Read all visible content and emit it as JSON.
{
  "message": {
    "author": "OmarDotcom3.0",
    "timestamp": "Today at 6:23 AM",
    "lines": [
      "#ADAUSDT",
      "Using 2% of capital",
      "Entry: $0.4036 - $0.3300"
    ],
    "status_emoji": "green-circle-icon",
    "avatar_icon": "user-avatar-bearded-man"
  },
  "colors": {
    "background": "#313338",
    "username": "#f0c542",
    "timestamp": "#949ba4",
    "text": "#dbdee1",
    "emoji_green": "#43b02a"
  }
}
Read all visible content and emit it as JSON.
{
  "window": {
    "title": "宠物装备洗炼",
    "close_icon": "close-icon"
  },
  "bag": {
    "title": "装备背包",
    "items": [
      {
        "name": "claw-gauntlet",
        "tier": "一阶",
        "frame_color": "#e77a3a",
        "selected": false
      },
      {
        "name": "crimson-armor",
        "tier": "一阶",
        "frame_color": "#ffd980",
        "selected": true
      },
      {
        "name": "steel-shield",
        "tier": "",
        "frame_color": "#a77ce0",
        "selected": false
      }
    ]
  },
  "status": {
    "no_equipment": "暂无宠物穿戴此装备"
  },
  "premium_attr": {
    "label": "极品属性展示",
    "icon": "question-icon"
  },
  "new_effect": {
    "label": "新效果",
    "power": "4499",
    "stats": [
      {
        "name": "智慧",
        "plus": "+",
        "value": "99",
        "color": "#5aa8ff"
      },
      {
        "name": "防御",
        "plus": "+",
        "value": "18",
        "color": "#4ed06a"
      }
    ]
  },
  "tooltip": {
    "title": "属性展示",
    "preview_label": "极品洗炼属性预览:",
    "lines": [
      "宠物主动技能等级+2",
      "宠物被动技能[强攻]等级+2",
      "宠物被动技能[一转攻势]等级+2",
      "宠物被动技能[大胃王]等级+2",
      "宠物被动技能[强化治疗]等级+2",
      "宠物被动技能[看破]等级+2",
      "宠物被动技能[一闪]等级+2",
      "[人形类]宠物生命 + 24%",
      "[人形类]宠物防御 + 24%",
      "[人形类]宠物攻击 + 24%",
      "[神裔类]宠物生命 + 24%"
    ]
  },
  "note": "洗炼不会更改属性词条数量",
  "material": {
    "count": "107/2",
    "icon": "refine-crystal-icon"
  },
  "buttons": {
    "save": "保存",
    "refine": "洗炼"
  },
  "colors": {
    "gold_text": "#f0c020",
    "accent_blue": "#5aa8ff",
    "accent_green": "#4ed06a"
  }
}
◇ ◇ ◇ ◇
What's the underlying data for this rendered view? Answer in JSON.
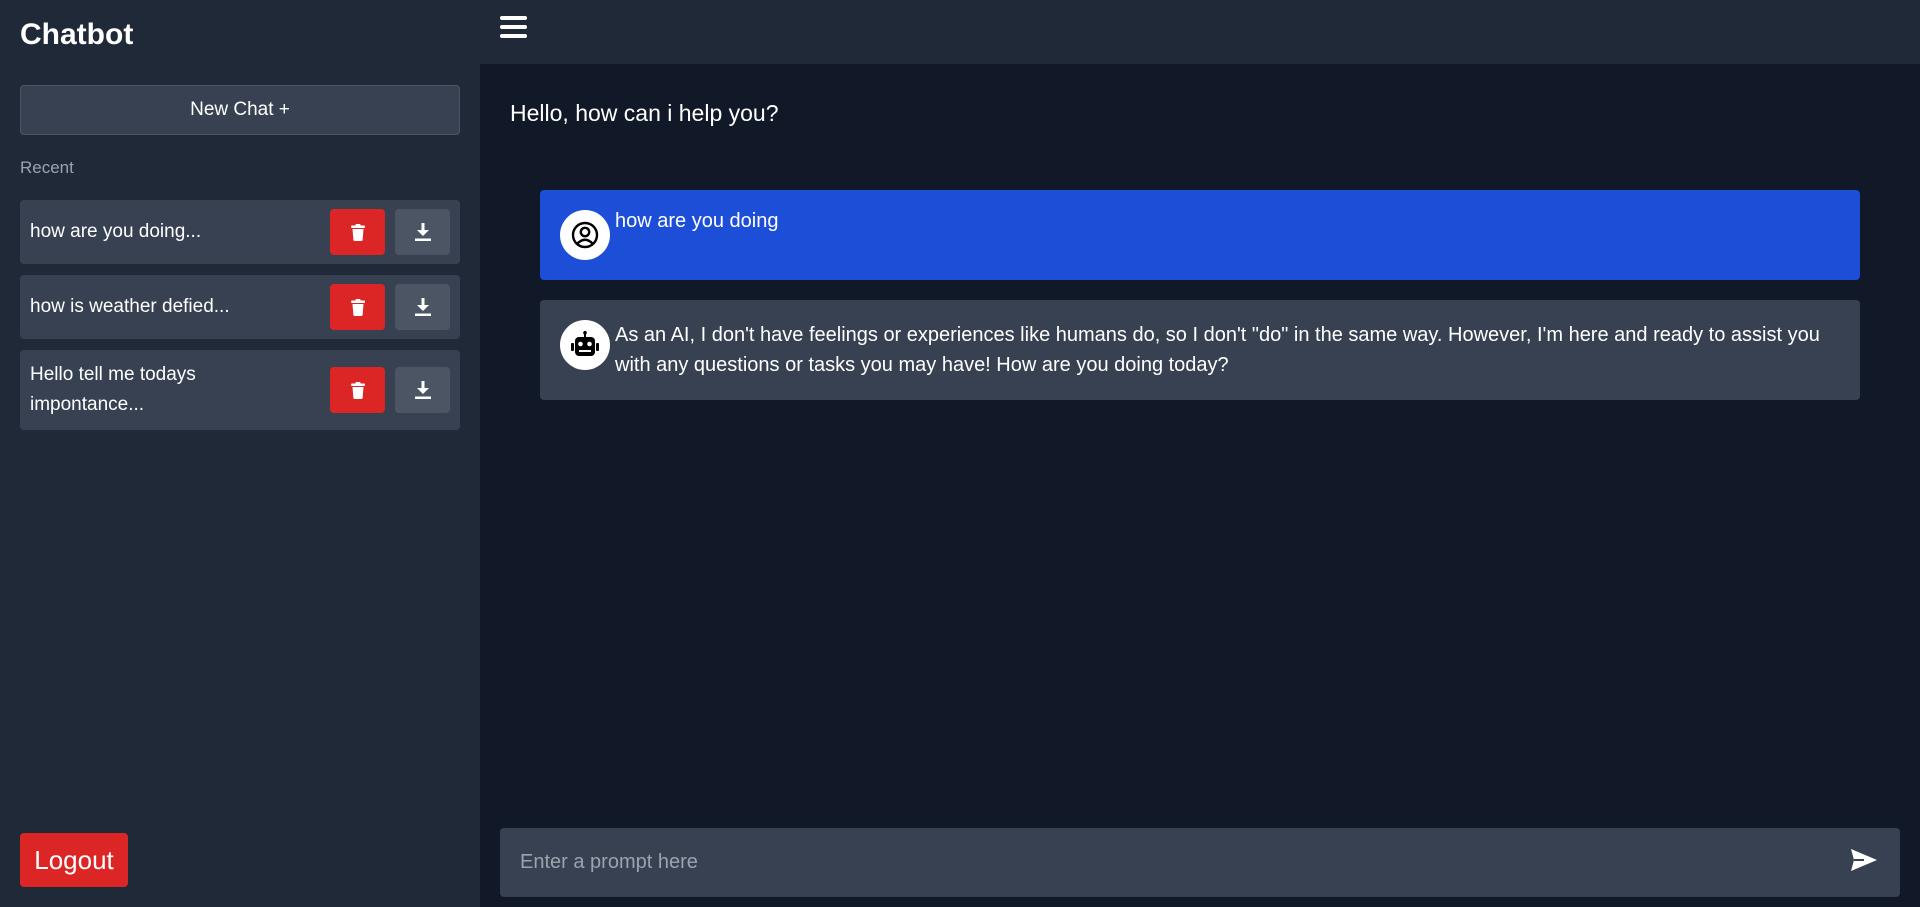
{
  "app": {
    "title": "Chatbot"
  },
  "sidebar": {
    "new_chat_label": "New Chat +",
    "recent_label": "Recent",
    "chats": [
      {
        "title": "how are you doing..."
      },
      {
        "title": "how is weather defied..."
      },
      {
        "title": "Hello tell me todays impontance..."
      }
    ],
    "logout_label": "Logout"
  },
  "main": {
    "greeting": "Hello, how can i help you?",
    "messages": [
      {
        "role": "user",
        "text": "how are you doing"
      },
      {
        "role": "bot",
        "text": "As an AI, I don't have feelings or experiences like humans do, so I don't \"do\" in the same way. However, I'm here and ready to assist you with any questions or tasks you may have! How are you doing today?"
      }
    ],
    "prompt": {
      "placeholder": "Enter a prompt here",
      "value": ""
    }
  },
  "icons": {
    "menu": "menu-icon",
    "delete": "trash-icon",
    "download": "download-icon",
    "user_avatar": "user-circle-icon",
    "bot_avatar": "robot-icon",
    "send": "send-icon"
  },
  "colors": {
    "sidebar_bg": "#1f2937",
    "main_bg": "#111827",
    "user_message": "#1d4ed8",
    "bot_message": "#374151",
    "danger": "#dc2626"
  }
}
◇ ◇ ◇ ◇
DIRECTIONS:
In the records above, find each line holding "宠物被动技能" and copy it.

EXERCISE ANSWER:
      "宠物被动技能[强攻]等级+2",
      "宠物被动技能[一转攻势]等级+2",
      "宠物被动技能[大胃王]等级+2",
      "宠物被动技能[强化治疗]等级+2",
      "宠物被动技能[看破]等级+2",
      "宠物被动技能[一闪]等级+2",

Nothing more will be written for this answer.